-- Start DATA ROWS --
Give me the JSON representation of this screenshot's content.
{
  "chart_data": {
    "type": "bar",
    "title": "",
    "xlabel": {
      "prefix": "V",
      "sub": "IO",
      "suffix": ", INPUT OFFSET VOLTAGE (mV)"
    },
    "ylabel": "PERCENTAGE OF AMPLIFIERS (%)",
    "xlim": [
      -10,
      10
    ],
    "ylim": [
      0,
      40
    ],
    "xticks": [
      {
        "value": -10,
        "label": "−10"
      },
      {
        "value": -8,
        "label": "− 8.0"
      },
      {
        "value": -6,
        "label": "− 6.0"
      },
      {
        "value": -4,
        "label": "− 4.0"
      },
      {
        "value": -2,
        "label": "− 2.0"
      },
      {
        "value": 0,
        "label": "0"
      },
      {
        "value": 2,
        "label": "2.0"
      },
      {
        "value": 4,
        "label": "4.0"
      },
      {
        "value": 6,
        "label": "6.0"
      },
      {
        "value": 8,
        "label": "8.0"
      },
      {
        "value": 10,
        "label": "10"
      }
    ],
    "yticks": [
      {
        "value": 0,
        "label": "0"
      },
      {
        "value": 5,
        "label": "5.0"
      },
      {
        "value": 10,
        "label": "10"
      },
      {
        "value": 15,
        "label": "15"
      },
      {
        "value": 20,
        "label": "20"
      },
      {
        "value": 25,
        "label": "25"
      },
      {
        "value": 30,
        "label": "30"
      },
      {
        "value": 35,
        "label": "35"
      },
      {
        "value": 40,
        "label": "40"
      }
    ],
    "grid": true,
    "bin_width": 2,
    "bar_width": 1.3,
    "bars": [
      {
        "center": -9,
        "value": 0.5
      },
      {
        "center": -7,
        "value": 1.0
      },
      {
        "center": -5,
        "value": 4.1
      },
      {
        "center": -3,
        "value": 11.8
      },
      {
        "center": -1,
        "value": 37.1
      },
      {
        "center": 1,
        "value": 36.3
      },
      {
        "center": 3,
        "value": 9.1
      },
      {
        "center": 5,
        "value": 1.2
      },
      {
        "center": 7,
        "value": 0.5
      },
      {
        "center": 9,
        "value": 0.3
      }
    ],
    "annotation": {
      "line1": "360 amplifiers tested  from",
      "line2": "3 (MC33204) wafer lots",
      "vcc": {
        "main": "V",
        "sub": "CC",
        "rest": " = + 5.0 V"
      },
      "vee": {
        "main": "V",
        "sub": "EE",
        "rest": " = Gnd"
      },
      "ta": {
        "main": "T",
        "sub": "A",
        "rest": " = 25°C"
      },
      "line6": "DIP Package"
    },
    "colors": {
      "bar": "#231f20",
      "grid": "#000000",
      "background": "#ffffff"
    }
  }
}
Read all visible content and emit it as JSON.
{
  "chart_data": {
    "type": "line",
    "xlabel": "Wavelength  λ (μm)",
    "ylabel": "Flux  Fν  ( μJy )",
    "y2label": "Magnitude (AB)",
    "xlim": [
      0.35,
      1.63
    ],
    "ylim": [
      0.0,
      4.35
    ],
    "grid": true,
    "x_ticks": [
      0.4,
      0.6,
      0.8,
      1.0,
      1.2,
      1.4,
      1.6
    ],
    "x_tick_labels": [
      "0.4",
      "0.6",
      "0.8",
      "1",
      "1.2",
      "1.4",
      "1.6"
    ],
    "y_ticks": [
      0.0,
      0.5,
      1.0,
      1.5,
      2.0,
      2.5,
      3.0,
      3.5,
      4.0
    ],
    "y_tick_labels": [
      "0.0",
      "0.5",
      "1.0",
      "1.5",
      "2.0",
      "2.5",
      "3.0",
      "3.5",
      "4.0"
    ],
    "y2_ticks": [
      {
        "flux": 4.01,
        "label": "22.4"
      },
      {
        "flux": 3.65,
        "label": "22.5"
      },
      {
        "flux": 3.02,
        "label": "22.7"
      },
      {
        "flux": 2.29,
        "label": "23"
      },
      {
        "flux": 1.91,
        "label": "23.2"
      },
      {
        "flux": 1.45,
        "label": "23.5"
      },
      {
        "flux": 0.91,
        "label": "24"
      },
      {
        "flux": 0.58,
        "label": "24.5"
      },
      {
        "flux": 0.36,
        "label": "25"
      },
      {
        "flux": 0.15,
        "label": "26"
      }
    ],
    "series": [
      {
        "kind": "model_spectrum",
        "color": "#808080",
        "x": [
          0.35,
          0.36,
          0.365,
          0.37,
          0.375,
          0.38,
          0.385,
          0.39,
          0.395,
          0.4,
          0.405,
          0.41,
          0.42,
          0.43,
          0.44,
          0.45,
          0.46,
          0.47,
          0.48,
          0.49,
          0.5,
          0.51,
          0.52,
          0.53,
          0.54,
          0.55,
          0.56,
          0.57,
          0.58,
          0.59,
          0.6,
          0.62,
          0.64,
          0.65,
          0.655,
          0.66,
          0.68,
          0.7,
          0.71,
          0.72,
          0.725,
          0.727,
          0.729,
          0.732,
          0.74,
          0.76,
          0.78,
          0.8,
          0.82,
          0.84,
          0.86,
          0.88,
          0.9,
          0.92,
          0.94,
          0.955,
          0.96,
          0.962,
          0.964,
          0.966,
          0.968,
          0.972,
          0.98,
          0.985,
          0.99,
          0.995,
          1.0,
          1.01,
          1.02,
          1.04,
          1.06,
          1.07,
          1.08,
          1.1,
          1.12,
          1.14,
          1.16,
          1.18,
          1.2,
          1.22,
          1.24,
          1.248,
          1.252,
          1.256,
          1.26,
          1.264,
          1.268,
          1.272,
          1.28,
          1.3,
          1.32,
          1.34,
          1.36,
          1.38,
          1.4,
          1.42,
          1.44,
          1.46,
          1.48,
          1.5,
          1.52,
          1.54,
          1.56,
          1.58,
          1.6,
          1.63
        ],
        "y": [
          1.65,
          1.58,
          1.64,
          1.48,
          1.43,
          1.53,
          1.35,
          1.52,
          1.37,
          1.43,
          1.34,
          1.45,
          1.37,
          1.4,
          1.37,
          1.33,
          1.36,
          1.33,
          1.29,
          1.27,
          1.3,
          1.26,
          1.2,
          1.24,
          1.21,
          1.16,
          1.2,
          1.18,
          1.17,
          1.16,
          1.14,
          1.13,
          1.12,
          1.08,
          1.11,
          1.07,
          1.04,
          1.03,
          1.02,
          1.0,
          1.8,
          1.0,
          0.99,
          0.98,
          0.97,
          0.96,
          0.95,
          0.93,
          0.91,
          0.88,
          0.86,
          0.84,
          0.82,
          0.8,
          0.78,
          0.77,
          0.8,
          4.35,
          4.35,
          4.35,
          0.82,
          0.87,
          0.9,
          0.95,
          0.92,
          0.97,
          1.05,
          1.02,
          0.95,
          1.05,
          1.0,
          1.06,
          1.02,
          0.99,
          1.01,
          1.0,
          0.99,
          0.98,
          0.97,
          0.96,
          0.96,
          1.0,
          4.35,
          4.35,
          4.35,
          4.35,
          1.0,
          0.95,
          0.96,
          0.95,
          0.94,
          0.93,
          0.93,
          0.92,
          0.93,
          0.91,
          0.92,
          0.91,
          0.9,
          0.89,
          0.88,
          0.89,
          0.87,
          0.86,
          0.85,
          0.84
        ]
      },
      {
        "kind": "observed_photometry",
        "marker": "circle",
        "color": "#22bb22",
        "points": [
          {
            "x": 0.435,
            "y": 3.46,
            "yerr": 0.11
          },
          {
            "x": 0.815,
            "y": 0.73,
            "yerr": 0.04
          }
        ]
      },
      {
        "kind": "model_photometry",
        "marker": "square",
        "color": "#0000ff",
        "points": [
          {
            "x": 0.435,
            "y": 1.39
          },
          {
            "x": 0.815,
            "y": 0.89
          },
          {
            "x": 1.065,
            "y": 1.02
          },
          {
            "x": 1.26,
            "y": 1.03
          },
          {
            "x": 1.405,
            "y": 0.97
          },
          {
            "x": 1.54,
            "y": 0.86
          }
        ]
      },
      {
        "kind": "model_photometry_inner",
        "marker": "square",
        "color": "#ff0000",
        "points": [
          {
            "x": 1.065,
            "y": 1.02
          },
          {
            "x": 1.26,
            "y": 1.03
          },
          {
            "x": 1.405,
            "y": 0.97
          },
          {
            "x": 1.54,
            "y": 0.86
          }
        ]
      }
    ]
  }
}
-- End DATA ROWS --
DESCRIPTION OF THE TASK:
Lines from the records above that hold "content" are the ones to list.

EXPECTED ANSWER:
Give me the JSON representation of this screenshot's content.
Read all visible content and emit it as JSON.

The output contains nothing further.